## Stated exercise
Copy out, from the entries below, each line holding the string "mesajları".

--- BEGIN ---

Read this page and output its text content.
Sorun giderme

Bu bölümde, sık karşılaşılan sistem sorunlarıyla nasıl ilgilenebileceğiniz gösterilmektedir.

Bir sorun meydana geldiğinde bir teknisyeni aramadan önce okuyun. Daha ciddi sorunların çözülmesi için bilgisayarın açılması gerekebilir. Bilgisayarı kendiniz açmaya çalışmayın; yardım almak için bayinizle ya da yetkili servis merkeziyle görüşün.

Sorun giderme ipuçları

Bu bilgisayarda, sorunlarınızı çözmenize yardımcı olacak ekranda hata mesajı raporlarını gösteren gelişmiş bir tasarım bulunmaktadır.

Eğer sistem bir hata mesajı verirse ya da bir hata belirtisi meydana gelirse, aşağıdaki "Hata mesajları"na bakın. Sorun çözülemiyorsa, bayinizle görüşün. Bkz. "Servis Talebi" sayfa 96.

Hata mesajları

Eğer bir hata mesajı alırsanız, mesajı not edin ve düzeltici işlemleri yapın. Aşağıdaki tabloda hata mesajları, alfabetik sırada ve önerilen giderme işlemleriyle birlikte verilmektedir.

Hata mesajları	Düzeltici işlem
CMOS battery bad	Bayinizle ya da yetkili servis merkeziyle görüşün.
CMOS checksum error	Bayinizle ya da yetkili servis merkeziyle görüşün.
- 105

--- END ---
--- BEGIN ---

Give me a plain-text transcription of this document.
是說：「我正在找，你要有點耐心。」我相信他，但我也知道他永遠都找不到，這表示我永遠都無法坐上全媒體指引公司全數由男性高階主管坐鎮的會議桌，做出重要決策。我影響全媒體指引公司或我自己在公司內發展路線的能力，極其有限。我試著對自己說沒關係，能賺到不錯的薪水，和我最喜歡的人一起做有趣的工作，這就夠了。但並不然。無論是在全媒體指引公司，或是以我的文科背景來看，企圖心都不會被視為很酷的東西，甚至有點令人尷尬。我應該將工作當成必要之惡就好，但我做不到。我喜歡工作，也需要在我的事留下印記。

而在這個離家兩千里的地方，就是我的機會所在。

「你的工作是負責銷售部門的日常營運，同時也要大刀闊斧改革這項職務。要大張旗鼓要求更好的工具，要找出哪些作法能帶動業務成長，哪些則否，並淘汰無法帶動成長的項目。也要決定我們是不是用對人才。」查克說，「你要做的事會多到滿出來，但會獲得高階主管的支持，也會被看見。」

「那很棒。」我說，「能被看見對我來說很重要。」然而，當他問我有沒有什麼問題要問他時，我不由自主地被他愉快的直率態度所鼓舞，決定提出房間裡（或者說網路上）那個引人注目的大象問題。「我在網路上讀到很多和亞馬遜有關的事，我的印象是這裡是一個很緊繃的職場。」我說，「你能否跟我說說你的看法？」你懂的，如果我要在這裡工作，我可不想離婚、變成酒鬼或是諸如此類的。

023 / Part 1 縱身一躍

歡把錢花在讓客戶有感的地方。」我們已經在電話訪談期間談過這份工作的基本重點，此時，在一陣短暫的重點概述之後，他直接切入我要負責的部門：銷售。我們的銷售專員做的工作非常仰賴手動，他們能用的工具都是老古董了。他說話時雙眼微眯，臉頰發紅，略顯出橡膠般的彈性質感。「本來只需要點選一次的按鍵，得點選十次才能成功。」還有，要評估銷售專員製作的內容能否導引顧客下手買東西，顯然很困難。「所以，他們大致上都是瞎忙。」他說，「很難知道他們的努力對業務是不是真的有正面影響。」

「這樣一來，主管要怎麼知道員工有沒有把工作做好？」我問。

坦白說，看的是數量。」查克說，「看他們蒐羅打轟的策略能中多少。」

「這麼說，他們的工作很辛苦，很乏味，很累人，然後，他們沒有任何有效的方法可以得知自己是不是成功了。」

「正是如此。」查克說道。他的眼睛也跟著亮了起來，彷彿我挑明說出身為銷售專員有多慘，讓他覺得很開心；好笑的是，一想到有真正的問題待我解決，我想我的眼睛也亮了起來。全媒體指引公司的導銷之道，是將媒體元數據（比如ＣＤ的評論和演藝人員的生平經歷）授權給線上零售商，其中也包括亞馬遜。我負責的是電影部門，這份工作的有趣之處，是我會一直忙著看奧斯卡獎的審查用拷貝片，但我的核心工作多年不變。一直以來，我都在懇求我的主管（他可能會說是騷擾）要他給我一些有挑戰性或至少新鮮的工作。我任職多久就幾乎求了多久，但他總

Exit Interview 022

--- END ---

## Response
Eğer sistem bir hata mesajı verirse ya da bir hata belirtisi meydana gelirse, aşağıdaki "Hata mesajları"na bakın. Sorun çözülemiyorsa, bayinizle görüşün. Bkz. "Servis Talebi" sayfa 96.
Hata mesajları
Eğer bir hata mesajı alırsanız, mesajı not edin ve düzeltici işlemleri yapın. Aşağıdaki tabloda hata mesajları, alfabetik sırada ve önerilen giderme işlemleriyle birlikte verilmektedir.
Hata mesajları	Düzeltici işlem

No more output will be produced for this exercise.